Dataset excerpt
==============================
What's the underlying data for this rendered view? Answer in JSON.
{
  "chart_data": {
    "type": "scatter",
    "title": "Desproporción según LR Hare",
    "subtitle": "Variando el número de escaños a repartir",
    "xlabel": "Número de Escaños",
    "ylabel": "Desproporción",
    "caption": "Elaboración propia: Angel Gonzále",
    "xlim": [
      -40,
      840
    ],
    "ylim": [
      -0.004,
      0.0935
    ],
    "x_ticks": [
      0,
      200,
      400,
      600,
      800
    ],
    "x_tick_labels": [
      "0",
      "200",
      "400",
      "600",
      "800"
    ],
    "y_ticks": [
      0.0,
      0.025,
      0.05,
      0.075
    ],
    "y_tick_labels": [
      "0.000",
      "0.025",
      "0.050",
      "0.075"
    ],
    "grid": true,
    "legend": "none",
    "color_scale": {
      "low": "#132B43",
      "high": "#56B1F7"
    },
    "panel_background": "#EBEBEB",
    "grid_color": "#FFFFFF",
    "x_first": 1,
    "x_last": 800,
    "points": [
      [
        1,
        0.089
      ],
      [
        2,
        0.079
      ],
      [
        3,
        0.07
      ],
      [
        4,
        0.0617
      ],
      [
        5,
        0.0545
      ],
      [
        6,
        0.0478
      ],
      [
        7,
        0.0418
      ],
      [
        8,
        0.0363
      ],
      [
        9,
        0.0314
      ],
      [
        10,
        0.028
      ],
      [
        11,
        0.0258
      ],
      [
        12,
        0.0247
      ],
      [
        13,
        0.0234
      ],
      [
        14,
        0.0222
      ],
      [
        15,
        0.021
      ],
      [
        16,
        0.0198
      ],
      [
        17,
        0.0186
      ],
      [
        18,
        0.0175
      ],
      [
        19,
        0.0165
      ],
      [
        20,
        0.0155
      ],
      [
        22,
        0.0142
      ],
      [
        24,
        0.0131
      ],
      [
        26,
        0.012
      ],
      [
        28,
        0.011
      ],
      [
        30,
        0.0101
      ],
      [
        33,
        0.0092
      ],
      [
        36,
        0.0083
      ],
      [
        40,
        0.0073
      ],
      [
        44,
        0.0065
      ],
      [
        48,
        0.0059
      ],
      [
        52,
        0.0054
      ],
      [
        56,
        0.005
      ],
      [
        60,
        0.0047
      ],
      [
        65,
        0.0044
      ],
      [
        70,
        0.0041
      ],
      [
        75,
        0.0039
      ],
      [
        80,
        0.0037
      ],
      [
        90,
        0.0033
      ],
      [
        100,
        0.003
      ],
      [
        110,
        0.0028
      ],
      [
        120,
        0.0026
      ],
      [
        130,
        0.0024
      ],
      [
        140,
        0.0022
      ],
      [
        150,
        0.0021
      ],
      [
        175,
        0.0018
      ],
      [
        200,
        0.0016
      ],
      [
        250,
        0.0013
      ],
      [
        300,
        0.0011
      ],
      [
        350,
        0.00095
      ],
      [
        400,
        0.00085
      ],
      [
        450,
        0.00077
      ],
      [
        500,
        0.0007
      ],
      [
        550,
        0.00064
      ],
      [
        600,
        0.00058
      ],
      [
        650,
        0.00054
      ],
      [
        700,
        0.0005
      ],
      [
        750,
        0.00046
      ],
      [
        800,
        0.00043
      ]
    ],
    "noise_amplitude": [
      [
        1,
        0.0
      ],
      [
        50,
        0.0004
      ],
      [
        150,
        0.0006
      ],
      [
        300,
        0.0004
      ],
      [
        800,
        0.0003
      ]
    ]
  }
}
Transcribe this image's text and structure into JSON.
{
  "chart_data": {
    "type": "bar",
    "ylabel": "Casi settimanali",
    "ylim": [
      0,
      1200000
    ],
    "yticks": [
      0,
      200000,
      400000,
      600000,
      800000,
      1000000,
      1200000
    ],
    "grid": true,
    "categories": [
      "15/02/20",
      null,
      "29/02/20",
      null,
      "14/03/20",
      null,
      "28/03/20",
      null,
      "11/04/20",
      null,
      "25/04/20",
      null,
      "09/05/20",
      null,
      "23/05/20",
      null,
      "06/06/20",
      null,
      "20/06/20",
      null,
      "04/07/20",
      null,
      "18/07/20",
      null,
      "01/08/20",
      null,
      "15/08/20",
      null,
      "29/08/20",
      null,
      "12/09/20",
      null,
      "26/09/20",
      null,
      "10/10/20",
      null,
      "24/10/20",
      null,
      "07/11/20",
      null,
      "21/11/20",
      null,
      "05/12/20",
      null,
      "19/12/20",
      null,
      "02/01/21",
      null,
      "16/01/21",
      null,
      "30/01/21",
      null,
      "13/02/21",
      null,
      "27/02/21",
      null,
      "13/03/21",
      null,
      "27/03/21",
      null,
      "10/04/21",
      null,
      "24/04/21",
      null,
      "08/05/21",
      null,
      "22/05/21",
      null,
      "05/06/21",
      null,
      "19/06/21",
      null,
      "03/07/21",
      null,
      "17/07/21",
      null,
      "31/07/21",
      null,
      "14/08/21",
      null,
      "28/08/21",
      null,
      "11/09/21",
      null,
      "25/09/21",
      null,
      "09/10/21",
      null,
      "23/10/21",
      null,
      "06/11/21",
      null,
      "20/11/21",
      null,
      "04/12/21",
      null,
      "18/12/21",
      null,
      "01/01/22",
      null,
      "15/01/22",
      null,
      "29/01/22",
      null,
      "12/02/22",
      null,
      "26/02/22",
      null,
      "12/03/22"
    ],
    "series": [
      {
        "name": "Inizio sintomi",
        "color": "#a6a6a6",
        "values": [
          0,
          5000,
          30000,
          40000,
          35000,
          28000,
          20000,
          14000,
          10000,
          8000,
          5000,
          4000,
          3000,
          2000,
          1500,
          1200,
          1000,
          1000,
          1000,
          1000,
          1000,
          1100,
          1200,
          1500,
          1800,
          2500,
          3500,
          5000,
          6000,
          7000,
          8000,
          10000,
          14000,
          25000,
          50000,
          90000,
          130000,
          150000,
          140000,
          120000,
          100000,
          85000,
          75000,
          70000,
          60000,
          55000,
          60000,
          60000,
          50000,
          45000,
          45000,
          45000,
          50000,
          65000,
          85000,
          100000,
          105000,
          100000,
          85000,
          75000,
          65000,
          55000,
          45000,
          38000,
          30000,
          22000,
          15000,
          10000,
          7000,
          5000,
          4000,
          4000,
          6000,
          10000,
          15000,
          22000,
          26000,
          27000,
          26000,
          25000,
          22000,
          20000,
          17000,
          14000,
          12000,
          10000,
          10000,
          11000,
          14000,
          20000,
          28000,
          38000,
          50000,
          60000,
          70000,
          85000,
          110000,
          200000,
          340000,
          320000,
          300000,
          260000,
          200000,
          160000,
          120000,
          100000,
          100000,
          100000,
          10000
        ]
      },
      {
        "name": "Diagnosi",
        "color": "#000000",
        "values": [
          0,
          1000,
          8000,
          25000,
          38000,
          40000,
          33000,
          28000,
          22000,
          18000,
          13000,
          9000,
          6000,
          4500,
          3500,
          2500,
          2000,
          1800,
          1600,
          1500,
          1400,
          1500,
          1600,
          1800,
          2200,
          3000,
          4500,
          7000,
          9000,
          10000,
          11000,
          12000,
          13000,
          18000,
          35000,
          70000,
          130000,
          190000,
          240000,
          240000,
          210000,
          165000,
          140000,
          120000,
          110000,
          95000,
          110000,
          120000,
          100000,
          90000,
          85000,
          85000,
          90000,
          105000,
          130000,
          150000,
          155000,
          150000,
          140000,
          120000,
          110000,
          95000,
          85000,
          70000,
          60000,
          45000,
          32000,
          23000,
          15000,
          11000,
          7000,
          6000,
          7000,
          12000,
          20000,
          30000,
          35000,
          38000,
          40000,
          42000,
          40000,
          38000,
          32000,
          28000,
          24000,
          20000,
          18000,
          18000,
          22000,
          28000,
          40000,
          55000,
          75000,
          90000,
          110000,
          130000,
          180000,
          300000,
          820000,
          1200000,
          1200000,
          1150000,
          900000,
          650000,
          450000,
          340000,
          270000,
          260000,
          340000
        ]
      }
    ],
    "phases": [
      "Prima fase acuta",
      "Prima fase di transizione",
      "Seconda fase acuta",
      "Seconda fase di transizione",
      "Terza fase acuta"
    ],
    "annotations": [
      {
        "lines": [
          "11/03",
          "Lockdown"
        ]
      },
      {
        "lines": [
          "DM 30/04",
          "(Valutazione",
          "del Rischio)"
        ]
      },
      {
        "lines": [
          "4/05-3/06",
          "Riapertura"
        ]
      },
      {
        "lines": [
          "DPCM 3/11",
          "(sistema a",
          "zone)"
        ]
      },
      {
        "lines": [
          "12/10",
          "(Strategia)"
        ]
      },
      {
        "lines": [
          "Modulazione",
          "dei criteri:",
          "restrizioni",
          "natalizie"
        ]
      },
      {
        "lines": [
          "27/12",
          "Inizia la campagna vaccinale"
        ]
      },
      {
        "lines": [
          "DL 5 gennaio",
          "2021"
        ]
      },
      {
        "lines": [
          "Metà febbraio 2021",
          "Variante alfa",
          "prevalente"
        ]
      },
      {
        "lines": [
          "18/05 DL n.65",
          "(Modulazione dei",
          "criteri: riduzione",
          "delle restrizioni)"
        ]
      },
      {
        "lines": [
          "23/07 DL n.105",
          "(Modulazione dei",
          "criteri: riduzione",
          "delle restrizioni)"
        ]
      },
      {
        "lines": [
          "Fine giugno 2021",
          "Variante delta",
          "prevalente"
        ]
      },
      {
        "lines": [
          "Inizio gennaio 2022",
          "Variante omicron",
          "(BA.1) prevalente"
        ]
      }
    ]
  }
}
==============================
- Brief
Select every line in the material above where the string "fase" occurs, and copy it.

- Solution to the problem
      "Prima fase acuta",
      "Prima fase di transizione",
      "Seconda fase acuta",
      "Seconda fase di transizione",
      "Terza fase acuta"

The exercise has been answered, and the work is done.